> WORK TO DO:
Reproduce all the entries precisely.

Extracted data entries
════════════════

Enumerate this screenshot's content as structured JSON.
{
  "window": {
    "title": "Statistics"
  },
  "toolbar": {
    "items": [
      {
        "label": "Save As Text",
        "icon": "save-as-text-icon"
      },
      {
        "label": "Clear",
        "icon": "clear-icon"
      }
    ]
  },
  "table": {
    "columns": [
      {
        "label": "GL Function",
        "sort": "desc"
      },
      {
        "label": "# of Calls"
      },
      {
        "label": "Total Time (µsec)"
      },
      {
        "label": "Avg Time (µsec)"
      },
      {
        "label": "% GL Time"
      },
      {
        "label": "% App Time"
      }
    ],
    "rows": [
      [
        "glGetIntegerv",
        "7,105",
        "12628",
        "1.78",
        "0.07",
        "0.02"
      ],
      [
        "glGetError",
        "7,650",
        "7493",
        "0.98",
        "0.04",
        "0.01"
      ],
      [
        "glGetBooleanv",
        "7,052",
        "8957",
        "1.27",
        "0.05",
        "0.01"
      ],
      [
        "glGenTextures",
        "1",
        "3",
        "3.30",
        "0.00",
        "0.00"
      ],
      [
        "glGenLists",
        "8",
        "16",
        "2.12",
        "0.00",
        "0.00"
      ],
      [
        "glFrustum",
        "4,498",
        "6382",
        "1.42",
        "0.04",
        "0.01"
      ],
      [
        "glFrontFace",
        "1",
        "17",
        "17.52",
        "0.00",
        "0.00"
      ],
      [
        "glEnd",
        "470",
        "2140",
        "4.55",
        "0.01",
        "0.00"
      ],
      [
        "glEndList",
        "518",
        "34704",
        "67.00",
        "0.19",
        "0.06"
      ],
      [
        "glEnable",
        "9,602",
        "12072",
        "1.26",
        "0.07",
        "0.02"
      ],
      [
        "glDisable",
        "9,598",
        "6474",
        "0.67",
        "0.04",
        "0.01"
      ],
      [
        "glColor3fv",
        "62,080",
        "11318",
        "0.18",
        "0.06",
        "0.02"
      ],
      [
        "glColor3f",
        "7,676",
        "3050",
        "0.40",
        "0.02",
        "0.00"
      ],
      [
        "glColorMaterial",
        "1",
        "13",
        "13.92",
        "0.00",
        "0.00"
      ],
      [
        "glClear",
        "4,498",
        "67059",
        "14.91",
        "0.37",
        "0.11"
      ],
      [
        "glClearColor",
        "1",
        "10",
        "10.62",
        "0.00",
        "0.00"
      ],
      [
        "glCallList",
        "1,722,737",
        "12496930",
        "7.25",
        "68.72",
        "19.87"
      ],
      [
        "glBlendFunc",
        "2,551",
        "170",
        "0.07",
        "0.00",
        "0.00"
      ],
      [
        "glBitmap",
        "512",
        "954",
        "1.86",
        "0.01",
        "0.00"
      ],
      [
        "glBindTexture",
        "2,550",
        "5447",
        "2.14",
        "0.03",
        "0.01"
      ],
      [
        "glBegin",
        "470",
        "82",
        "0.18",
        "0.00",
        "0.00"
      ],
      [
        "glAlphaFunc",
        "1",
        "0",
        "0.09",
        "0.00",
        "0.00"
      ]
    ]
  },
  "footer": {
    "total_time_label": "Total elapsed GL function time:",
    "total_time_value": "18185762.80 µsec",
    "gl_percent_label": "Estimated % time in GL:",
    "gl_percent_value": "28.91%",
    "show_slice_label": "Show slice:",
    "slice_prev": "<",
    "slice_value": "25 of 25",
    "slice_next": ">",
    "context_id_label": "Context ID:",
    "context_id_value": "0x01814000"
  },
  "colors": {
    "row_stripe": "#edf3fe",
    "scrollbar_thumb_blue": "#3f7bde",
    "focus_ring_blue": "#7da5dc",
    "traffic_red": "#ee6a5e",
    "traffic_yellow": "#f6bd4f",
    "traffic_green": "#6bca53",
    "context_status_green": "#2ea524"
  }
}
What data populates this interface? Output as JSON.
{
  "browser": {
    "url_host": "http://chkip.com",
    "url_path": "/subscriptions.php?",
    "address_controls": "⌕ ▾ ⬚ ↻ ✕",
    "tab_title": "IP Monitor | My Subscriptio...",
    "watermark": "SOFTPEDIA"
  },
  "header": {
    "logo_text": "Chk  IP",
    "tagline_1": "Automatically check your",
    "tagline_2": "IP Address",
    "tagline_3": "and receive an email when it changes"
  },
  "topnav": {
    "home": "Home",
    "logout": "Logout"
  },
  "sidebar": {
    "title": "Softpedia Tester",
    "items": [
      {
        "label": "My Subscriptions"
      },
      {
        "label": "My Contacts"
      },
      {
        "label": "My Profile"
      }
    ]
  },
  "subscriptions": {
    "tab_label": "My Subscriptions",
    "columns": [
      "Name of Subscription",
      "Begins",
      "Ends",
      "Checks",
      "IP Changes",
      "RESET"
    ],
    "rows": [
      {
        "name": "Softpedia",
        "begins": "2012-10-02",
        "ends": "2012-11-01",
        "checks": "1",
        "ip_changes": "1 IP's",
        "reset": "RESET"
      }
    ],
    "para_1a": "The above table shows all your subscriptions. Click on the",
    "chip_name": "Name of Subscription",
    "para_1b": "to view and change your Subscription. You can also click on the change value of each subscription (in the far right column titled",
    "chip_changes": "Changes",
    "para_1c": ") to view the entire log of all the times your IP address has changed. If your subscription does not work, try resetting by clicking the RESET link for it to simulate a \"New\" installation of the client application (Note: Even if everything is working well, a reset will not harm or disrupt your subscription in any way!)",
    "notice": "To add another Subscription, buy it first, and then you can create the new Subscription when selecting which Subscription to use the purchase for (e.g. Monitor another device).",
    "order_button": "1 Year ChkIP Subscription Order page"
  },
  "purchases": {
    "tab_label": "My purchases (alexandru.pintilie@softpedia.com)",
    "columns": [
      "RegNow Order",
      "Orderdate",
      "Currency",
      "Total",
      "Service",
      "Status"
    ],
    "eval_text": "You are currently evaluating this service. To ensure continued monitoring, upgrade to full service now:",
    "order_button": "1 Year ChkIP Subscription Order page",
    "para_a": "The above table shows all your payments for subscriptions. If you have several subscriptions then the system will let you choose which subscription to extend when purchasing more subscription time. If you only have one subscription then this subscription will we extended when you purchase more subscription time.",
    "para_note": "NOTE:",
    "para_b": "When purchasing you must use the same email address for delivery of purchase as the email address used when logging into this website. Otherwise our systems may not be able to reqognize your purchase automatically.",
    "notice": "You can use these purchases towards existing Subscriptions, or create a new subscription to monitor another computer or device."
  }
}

════════════════

> THE ANSWER:
Enumerate this screenshot's content as structured JSON.
{
  "window": {
    "title": "Statistics"
  },
  "toolbar": {
    "items": [
      {
        "label": "Save As Text",
        "icon": "save-as-text-icon"
      },
      {
        "label": "Clear",
        "icon": "clear-icon"
      }
    ]
  },
  "table": {
    "columns": [
      {
        "label": "GL Function",
        "sort": "desc"
      },
      {
        "label": "# of Calls"
      },
      {
        "label": "Total Time (µsec)"
      },
      {
        "label": "Avg Time (µsec)"
      },
      {
        "label": "% GL Time"
      },
      {
        "label": "% App Time"
      }
    ],
    "rows": [
      [
        "glGetIntegerv",
        "7,105",
        "12628",
        "1.78",
        "0.07",
        "0.02"
      ],
      [
        "glGetError",
        "7,650",
        "7493",
        "0.98",
        "0.04",
        "0.01"
      ],
      [
        "glGetBooleanv",
        "7,052",
        "8957",
        "1.27",
        "0.05",
        "0.01"
      ],
      [
        "glGenTextures",
        "1",
        "3",
        "3.30",
        "0.00",
        "0.00"
      ],
      [
        "glGenLists",
        "8",
        "16",
        "2.12",
        "0.00",
        "0.00"
      ],
      [
        "glFrustum",
        "4,498",
        "6382",
        "1.42",
        "0.04",
        "0.01"
      ],
      [
        "glFrontFace",
        "1",
        "17",
        "17.52",
        "0.00",
        "0.00"
      ],
      [
        "glEnd",
        "470",
        "2140",
        "4.55",
        "0.01",
        "0.00"
      ],
      [
        "glEndList",
        "518",
        "34704",
        "67.00",
        "0.19",
        "0.06"
      ],
      [
        "glEnable",
        "9,602",
        "12072",
        "1.26",
        "0.07",
        "0.02"
      ],
      [
        "glDisable",
        "9,598",
        "6474",
        "0.67",
        "0.04",
        "0.01"
      ],
      [
        "glColor3fv",
        "62,080",
        "11318",
        "0.18",
        "0.06",
        "0.02"
      ],
      [
        "glColor3f",
        "7,676",
        "3050",
        "0.40",
        "0.02",
        "0.00"
      ],
      [
        "glColorMaterial",
        "1",
        "13",
        "13.92",
        "0.00",
        "0.00"
      ],
      [
        "glClear",
        "4,498",
        "67059",
        "14.91",
        "0.37",
        "0.11"
      ],
      [
        "glClearColor",
        "1",
        "10",
        "10.62",
        "0.00",
        "0.00"
      ],
      [
        "glCallList",
        "1,722,737",
        "12496930",
        "7.25",
        "68.72",
        "19.87"
      ],
      [
        "glBlendFunc",
        "2,551",
        "170",
        "0.07",
        "0.00",
        "0.00"
      ],
      [
        "glBitmap",
        "512",
        "954",
        "1.86",
        "0.01",
        "0.00"
      ],
      [
        "glBindTexture",
        "2,550",
        "5447",
        "2.14",
        "0.03",
        "0.01"
      ],
      [
        "glBegin",
        "470",
        "82",
        "0.18",
        "0.00",
        "0.00"
      ],
      [
        "glAlphaFunc",
        "1",
        "0",
        "0.09",
        "0.00",
        "0.00"
      ]
    ]
  },
  "footer": {
    "total_time_label": "Total elapsed GL function time:",
    "total_time_value": "18185762.80 µsec",
    "gl_percent_label": "Estimated % time in GL:",
    "gl_percent_value": "28.91%",
    "show_slice_label": "Show slice:",
    "slice_prev": "<",
    "slice_value": "25 of 25",
    "slice_next": ">",
    "context_id_label": "Context ID:",
    "context_id_value": "0x01814000"
  },
  "colors": {
    "row_stripe": "#edf3fe",
    "scrollbar_thumb_blue": "#3f7bde",
    "focus_ring_blue": "#7da5dc",
    "traffic_red": "#ee6a5e",
    "traffic_yellow": "#f6bd4f",
    "traffic_green": "#6bca53",
    "context_status_green": "#2ea524"
  }
}
What data populates this interface? Output as JSON.
{
  "browser": {
    "url_host": "http://chkip.com",
    "url_path": "/subscriptions.php?",
    "address_controls": "⌕ ▾ ⬚ ↻ ✕",
    "tab_title": "IP Monitor | My Subscriptio...",
    "watermark": "SOFTPEDIA"
  },
  "header": {
    "logo_text": "Chk  IP",
    "tagline_1": "Automatically check your",
    "tagline_2": "IP Address",
    "tagline_3": "and receive an email when it changes"
  },
  "topnav": {
    "home": "Home",
    "logout": "Logout"
  },
  "sidebar": {
    "title": "Softpedia Tester",
    "items": [
      {
        "label": "My Subscriptions"
      },
      {
        "label": "My Contacts"
      },
      {
        "label": "My Profile"
      }
    ]
  },
  "subscriptions": {
    "tab_label": "My Subscriptions",
    "columns": [
      "Name of Subscription",
      "Begins",
      "Ends",
      "Checks",
      "IP Changes",
      "RESET"
    ],
    "rows": [
      {
        "name": "Softpedia",
        "begins": "2012-10-02",
        "ends": "2012-11-01",
        "checks": "1",
        "ip_changes": "1 IP's",
        "reset": "RESET"
      }
    ],
    "para_1a": "The above table shows all your subscriptions. Click on the",
    "chip_name": "Name of Subscription",
    "para_1b": "to view and change your Subscription. You can also click on the change value of each subscription (in the far right column titled",
    "chip_changes": "Changes",
    "para_1c": ") to view the entire log of all the times your IP address has changed. If your subscription does not work, try resetting by clicking the RESET link for it to simulate a \"New\" installation of the client application (Note: Even if everything is working well, a reset will not harm or disrupt your subscription in any way!)",
    "notice": "To add another Subscription, buy it first, and then you can create the new Subscription when selecting which Subscription to use the purchase for (e.g. Monitor another device).",
    "order_button": "1 Year ChkIP Subscription Order page"
  },
  "purchases": {
    "tab_label": "My purchases (alexandru.pintilie@softpedia.com)",
    "columns": [
      "RegNow Order",
      "Orderdate",
      "Currency",
      "Total",
      "Service",
      "Status"
    ],
    "eval_text": "You are currently evaluating this service. To ensure continued monitoring, upgrade to full service now:",
    "order_button": "1 Year ChkIP Subscription Order page",
    "para_a": "The above table shows all your payments for subscriptions. If you have several subscriptions then the system will let you choose which subscription to extend when purchasing more subscription time. If you only have one subscription then this subscription will we extended when you purchase more subscription time.",
    "para_note": "NOTE:",
    "para_b": "When purchasing you must use the same email address for delivery of purchase as the email address used when logging into this website. Otherwise our systems may not be able to reqognize your purchase automatically.",
    "notice": "You can use these purchases towards existing Subscriptions, or create a new subscription to monitor another computer or device."
  }
}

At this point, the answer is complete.